# What you need to do
Using the listing below, please gather every line containing the word "color".

[START OF Materials provided]

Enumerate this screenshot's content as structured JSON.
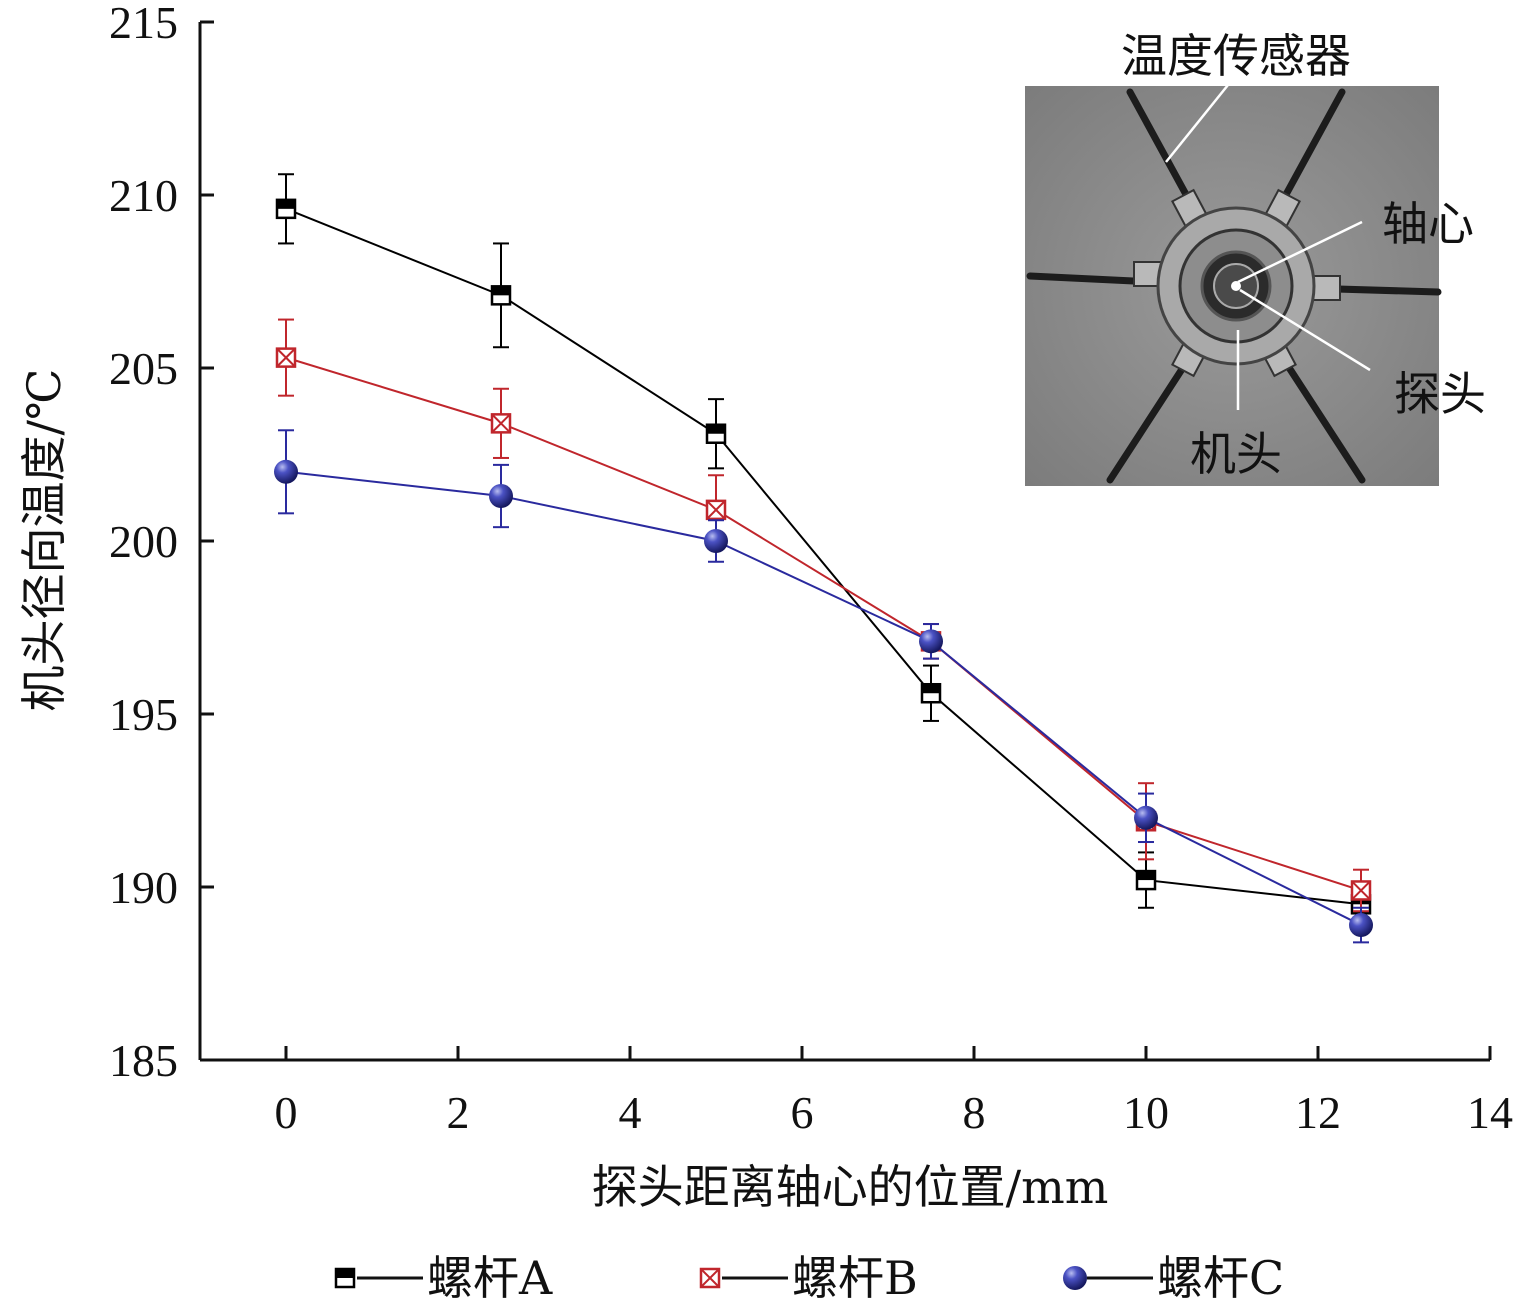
{
  "chart_data": {
    "type": "line",
    "xlabel": "探头距离轴心的位置/mm",
    "ylabel": "机头径向温度/℃",
    "xlim": [
      -1,
      14
    ],
    "ylim": [
      185,
      215
    ],
    "xticks": [
      0,
      2,
      4,
      6,
      8,
      10,
      12,
      14
    ],
    "yticks": [
      185,
      190,
      195,
      200,
      205,
      210,
      215
    ],
    "x": [
      0,
      2.5,
      5,
      7.5,
      10,
      12.5
    ],
    "grid": false,
    "legend_position": "bottom",
    "series": [
      {
        "name": "螺杆A",
        "color": "#000000",
        "marker": "half-filled-square",
        "values": [
          209.6,
          207.1,
          203.1,
          195.6,
          190.2,
          189.5
        ],
        "errors": [
          1.0,
          1.5,
          1.0,
          0.8,
          0.8,
          0.5
        ]
      },
      {
        "name": "螺杆B",
        "color": "#c0262c",
        "marker": "crossed-square",
        "values": [
          205.3,
          203.4,
          200.9,
          197.1,
          191.9,
          189.9
        ],
        "errors": [
          1.1,
          1.0,
          1.0,
          0.5,
          1.1,
          0.6
        ]
      },
      {
        "name": "螺杆C",
        "color": "#2a2a9e",
        "marker": "sphere",
        "values": [
          202.0,
          201.3,
          200.0,
          197.1,
          192.0,
          188.9
        ],
        "errors": [
          1.2,
          0.9,
          0.6,
          0.5,
          0.7,
          0.5
        ]
      }
    ],
    "inset": {
      "labels": [
        "温度传感器",
        "轴心",
        "探头",
        "机头"
      ]
    }
  }
}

[END OF Materials provided]

# Written answer
        "color": "#000000",
        "color": "#c0262c",
        "color": "#2a2a9e",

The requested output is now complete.